**Short task**
Take every line from the material that has the word "span" in it.

**Record extracts**
________________

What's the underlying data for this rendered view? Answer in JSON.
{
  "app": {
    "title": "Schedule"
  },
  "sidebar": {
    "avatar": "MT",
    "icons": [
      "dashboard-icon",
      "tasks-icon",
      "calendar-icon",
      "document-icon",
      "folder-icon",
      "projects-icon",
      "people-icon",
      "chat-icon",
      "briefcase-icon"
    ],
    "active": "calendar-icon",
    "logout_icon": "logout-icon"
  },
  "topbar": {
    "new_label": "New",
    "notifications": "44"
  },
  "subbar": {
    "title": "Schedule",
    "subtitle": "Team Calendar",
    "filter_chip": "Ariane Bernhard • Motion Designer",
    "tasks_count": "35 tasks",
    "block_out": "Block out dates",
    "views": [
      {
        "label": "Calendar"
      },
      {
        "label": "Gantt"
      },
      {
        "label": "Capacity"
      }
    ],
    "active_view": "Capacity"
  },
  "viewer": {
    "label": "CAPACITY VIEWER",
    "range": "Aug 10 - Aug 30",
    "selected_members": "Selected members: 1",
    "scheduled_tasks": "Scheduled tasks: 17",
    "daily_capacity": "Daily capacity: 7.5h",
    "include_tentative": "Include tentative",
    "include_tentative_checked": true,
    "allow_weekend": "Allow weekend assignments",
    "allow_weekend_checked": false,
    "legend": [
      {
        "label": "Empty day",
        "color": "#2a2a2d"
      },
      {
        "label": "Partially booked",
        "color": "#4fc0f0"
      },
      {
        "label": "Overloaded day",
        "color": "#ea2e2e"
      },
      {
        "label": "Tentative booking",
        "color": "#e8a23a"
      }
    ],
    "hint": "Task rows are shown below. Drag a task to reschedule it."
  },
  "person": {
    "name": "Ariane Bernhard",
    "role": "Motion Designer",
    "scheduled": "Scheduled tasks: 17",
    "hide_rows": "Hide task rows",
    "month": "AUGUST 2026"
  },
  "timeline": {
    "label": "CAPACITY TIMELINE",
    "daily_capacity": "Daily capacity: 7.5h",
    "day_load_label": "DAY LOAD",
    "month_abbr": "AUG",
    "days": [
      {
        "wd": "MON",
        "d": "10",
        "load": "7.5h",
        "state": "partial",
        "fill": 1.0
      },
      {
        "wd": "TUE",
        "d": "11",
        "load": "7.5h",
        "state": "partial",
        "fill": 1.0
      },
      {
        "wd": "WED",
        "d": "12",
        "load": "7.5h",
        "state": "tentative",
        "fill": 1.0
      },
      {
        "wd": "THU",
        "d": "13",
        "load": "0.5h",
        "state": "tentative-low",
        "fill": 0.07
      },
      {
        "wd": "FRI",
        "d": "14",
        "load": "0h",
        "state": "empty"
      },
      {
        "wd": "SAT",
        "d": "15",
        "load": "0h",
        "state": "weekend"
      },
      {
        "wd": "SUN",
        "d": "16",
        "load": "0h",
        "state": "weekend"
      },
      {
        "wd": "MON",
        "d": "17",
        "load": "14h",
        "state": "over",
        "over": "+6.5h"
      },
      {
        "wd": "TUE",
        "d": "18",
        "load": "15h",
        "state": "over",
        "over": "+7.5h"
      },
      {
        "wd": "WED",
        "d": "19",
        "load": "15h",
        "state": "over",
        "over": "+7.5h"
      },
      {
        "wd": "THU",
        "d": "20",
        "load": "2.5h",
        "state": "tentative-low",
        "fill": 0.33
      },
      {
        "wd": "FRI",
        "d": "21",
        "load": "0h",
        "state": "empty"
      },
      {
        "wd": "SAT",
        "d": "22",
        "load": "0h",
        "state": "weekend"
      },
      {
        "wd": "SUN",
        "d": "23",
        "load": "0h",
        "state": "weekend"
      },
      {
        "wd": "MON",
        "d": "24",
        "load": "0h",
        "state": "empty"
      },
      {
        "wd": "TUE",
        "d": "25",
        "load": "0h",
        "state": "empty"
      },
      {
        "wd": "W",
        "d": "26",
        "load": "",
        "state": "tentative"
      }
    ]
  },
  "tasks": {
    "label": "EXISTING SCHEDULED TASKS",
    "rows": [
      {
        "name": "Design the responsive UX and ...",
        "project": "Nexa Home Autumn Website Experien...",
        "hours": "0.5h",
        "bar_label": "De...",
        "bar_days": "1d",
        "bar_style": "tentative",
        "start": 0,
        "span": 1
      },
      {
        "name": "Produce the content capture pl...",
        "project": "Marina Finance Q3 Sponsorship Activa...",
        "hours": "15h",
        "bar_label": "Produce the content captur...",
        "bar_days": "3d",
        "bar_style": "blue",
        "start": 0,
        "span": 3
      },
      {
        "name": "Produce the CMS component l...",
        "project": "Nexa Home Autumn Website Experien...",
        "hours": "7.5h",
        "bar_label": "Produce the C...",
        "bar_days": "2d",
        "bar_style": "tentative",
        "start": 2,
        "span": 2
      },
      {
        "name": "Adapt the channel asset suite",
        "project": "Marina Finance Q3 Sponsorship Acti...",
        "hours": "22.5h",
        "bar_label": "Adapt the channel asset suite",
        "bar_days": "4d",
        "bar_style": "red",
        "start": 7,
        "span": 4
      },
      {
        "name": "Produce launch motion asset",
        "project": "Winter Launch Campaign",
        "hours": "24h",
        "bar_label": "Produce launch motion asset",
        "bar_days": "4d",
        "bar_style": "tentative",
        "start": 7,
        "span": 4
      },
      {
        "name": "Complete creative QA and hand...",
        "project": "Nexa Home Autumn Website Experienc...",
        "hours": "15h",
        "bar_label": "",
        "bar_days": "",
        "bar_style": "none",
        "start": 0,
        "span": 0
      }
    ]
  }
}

________________

**Full solution**
        "span": 1
        "span": 3
        "span": 2
        "span": 4
        "span": 4
        "span": 0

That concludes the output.